# url-pattern



## MQue (25. Nov 2009)

Hallo,

ich verwende die Spring- Security- Konfig unten und die Filter in der web.xml ganz unten. Wenn ich mich mit dem (ersten) Browser mit dem Server verbinde, klappt aller wunderbar, ich bekomme als erstes die index.jsp - Seite, in der ich mich einlogge und dann komme ich zur Hauptseite.

Wenn ich jetzt eine zweites Browserfenster öffne und das selbe mache, dann kann es ab und zu vorkommen, dass mir nach dem einloggen (also wenn ich schon auf der Hauptseite bin und etwas anklicke -> Kommunikation funktioniert mit AJAX -> POST) die index.jsp Seite als response gesendet wird, obwohl der Request eigentlich an ein Servlet geht und nichts mit index.jsp oder frame.jsp zu tun hat.

Daten zur Platzierung von Elementen:
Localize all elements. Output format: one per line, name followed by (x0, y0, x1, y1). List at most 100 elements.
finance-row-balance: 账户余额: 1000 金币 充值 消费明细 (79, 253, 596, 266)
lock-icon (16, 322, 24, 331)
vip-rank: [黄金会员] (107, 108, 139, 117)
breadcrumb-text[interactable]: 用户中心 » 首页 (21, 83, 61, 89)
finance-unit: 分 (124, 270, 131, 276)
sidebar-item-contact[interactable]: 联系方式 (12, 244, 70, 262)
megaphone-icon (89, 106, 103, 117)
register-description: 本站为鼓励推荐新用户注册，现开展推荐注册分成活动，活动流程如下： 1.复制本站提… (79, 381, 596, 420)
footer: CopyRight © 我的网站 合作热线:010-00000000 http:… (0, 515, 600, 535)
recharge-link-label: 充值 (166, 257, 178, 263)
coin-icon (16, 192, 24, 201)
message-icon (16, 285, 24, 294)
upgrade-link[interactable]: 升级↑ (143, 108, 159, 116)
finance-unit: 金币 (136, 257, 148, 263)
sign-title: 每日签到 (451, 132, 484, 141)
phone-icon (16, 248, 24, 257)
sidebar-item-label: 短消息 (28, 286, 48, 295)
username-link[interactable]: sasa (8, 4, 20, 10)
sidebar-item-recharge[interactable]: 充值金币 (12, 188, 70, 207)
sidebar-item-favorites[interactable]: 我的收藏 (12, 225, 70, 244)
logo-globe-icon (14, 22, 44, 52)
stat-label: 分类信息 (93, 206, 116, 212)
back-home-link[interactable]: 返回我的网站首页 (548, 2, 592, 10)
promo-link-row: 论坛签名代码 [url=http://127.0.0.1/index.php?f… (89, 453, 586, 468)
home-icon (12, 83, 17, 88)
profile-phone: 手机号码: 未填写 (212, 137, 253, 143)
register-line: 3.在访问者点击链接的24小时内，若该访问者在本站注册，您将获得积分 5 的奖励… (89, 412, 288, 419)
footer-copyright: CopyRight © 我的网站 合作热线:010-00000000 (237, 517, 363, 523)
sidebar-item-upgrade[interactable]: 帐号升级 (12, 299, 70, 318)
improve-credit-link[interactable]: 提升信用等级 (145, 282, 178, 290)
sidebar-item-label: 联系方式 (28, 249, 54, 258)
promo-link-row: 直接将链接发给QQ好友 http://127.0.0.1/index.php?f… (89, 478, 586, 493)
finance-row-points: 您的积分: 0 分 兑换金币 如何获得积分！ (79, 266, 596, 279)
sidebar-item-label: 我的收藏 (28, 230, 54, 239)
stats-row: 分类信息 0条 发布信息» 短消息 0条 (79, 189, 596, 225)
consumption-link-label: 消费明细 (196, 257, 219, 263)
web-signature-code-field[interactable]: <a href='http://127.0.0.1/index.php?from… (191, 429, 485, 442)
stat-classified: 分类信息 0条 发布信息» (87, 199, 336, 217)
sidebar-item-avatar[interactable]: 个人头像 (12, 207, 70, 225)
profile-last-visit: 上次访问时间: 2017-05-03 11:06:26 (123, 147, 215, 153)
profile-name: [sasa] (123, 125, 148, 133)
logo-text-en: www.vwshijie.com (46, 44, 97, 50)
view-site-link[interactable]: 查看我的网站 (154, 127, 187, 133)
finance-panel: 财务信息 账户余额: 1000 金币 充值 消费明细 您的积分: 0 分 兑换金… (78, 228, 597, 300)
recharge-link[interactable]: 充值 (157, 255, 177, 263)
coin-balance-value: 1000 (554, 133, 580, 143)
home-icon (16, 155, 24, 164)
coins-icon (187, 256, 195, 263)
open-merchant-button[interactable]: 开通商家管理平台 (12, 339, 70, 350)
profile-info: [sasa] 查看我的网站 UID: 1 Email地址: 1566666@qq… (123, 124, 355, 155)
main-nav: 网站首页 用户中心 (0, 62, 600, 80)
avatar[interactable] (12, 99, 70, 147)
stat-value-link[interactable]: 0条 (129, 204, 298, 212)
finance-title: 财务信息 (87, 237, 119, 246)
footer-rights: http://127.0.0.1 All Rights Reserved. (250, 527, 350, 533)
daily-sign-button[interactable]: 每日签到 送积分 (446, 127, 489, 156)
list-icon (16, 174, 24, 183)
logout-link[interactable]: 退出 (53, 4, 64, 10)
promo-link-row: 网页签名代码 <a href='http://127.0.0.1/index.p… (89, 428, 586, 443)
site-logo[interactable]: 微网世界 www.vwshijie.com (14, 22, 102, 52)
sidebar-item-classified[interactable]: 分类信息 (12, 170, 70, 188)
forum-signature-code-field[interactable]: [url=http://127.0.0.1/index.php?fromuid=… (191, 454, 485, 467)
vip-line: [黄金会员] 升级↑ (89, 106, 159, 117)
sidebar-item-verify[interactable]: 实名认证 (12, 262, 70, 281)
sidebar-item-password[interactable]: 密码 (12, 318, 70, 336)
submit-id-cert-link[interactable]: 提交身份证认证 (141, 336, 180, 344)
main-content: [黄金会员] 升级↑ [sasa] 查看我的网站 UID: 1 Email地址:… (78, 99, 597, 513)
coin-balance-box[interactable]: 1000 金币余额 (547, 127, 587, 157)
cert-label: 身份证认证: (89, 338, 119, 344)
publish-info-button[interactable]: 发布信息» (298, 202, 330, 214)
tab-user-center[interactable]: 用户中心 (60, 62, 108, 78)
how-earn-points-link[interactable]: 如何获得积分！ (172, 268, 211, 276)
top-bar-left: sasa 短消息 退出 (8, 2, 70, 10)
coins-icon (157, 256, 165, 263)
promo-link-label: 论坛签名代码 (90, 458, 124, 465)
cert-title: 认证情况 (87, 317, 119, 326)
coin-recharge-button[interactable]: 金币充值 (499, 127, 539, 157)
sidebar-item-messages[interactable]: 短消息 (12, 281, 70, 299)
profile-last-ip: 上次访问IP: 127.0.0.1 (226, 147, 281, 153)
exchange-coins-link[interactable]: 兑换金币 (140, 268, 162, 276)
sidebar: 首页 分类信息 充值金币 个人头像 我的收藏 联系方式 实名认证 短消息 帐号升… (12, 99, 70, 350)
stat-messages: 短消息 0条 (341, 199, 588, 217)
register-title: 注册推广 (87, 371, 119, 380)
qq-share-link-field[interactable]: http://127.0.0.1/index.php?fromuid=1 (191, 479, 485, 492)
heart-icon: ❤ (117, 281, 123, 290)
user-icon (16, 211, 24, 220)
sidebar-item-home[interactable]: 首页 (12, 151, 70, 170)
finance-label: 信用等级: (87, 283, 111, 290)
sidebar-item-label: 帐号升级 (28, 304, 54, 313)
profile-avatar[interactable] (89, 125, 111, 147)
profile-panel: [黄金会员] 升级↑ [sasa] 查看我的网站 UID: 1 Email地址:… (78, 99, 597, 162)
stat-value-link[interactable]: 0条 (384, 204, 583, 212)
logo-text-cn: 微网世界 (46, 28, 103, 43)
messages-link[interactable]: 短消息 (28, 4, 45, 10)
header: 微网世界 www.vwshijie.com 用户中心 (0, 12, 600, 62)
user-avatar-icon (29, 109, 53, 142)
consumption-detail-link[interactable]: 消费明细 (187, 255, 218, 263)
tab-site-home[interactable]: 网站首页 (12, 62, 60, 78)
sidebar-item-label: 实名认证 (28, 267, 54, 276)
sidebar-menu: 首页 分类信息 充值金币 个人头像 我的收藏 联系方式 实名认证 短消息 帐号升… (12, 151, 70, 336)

**ARBEITSAUFTRAG:** Gib den Textauszug zum Thema url-pattern vollständig und wortgetreu aus.

**SCHRIFTLICHE LÖSUNG:**
# url-pattern



## MQue (25. Nov 2009)

Hallo,

ich verwende die Spring- Security- Konfig unten und die Filter in der web.xml ganz unten. Wenn ich mich mit dem (ersten) Browser mit dem Server verbinde, klappt aller wunderbar, ich bekomme als erstes die index.jsp - Seite, in der ich mich einlogge und dann komme ich zur Hauptseite.

Wenn ich jetzt eine zweites Browserfenster öffne und das selbe mache, dann kann es ab und zu vorkommen, dass mir nach dem einloggen (also wenn ich schon auf der Hauptseite bin und etwas anklicke -> Kommunikation funktioniert mit AJAX -> POST) die index.jsp Seite als response gesendet wird, obwohl der Request eigentlich an ein Servlet geht und nichts mit index.jsp oder frame.jsp zu tun hat.